→ **ENTRIES PROVIDED**
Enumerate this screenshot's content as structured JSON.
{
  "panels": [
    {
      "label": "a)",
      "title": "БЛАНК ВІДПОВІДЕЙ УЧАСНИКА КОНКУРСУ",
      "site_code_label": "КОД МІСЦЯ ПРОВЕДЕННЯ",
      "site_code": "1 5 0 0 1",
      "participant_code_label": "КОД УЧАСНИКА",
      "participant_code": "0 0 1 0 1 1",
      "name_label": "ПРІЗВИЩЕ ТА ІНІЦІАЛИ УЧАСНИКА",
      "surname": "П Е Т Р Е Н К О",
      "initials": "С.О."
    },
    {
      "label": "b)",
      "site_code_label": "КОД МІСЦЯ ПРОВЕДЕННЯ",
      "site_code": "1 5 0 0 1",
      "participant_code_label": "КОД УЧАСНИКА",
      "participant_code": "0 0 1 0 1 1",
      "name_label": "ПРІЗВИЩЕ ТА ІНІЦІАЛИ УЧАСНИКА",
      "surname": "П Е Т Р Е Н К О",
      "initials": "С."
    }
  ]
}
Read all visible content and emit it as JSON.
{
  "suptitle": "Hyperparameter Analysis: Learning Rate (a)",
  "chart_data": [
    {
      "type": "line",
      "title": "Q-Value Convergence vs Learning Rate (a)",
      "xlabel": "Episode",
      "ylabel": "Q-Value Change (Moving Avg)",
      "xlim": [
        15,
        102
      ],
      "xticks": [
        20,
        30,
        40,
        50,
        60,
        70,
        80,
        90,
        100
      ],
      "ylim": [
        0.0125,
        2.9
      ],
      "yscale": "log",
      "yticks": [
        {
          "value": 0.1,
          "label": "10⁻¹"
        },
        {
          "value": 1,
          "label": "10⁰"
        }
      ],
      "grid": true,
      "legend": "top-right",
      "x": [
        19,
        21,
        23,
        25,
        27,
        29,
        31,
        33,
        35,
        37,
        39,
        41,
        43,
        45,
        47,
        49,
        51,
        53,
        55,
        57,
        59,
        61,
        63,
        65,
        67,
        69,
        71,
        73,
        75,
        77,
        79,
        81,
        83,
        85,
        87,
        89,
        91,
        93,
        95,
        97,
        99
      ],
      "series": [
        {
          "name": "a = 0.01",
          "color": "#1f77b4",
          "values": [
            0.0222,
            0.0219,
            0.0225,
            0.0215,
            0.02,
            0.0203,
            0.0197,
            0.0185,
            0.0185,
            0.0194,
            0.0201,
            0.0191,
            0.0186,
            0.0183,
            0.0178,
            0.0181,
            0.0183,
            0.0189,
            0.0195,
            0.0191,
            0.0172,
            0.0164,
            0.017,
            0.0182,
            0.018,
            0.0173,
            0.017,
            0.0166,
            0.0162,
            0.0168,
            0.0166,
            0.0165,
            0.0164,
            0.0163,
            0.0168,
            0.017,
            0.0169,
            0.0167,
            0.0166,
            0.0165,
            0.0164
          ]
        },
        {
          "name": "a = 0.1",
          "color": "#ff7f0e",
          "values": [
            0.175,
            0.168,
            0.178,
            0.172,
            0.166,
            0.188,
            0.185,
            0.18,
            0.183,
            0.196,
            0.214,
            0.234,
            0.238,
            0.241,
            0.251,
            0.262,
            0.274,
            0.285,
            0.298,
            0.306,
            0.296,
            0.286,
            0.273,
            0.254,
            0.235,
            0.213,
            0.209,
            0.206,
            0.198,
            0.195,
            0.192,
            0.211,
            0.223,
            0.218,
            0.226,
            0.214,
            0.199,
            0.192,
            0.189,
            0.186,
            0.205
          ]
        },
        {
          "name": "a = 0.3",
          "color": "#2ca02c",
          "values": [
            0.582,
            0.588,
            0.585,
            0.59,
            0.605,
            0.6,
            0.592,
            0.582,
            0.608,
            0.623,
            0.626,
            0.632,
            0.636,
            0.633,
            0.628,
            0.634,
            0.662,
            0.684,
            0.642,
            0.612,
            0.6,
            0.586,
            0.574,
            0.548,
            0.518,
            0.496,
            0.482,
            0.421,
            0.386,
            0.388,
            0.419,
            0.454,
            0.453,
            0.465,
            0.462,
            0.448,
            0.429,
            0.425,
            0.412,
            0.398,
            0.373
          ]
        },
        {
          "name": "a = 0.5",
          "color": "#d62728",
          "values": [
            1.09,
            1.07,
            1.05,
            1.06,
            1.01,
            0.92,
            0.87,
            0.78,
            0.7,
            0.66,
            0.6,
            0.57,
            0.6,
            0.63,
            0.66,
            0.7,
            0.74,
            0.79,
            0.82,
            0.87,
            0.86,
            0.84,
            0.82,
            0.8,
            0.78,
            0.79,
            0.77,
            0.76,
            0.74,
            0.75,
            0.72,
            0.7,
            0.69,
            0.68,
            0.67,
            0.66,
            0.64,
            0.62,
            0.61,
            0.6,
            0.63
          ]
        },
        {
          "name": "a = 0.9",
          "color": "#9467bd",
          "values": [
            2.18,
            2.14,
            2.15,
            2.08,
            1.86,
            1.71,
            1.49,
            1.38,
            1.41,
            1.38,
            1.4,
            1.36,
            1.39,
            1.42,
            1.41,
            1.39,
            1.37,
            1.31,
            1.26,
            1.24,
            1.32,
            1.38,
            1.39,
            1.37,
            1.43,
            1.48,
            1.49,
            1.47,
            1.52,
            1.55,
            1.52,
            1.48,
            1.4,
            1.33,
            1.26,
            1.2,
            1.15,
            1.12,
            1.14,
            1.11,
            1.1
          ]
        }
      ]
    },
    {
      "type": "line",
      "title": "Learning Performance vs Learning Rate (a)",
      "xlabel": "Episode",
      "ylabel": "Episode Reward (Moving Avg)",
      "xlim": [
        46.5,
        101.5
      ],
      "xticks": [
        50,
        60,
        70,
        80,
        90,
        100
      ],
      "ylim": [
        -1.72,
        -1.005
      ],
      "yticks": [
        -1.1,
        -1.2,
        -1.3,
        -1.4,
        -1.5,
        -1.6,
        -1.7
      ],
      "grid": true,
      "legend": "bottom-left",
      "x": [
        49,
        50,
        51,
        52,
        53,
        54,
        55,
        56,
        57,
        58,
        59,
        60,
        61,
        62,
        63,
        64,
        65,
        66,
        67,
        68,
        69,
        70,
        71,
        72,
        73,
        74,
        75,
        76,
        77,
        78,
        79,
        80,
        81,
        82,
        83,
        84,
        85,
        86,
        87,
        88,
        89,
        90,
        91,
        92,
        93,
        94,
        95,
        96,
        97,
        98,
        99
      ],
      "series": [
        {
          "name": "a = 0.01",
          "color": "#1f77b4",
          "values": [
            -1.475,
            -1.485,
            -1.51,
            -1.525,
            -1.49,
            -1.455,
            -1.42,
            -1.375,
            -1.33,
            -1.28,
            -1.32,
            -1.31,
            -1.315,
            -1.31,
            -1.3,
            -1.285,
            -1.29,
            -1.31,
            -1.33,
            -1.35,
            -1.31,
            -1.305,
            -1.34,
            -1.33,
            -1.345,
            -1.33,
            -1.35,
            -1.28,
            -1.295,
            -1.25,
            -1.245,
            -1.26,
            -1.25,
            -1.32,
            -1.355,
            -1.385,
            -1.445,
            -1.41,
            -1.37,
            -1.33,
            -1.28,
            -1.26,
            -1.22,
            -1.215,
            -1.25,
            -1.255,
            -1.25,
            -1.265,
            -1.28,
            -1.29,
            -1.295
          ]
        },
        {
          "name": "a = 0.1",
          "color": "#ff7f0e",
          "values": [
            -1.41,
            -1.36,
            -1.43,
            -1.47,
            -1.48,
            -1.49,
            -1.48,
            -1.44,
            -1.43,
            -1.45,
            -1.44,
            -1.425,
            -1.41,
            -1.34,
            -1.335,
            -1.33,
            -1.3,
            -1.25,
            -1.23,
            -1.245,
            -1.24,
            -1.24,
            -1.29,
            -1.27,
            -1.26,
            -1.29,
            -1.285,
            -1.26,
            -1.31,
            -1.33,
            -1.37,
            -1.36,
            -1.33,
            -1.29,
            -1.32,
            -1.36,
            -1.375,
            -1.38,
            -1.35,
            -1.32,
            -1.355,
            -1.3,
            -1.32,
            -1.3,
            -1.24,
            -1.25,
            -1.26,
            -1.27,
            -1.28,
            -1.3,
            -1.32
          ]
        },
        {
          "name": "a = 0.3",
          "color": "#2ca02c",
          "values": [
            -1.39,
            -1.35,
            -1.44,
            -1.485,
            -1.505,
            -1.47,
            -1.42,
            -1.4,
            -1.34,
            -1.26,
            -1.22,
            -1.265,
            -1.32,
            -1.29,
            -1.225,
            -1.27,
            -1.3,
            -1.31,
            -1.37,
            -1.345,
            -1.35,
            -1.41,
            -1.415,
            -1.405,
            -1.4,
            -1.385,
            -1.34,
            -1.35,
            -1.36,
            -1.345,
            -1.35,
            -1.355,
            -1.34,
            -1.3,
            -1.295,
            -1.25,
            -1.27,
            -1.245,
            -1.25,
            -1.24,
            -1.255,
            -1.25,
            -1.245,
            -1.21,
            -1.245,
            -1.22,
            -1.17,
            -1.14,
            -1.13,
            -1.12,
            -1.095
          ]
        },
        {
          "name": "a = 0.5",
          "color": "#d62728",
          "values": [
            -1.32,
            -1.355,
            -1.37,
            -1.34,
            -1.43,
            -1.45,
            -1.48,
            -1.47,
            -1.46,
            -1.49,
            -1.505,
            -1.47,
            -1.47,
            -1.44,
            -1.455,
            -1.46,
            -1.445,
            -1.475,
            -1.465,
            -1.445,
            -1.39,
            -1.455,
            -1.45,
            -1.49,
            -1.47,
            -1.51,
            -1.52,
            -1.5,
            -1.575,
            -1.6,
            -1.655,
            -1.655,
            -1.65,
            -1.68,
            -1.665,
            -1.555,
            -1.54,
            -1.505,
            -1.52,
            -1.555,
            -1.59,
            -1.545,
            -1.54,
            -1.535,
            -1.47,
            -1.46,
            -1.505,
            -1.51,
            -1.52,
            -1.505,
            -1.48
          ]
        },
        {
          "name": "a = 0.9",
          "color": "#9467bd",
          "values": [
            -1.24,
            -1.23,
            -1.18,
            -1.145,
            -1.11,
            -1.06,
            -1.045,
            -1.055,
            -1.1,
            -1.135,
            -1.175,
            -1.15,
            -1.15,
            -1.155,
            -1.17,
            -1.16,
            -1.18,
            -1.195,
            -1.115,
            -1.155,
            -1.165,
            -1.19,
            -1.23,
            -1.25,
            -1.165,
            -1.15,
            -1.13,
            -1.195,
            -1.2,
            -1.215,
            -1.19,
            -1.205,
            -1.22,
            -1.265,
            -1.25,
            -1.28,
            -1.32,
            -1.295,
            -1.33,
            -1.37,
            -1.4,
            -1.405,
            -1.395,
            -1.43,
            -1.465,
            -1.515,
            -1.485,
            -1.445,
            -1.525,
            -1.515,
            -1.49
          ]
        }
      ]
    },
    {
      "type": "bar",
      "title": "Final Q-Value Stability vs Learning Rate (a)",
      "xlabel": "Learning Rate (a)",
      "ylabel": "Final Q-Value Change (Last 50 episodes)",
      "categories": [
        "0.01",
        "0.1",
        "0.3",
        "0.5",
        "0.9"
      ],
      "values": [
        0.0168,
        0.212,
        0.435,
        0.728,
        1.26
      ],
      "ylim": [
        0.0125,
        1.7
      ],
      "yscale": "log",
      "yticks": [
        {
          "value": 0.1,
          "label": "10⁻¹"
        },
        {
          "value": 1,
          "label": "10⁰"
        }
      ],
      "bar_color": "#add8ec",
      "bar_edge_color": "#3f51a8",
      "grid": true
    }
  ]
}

→ **DIRECTIONS FOR THIS TASK**
Pull every line containing "JSON" out of the records.

→ **ANSWER IN FULL**
Enumerate this screenshot's content as structured JSON.
Read all visible content and emit it as JSON.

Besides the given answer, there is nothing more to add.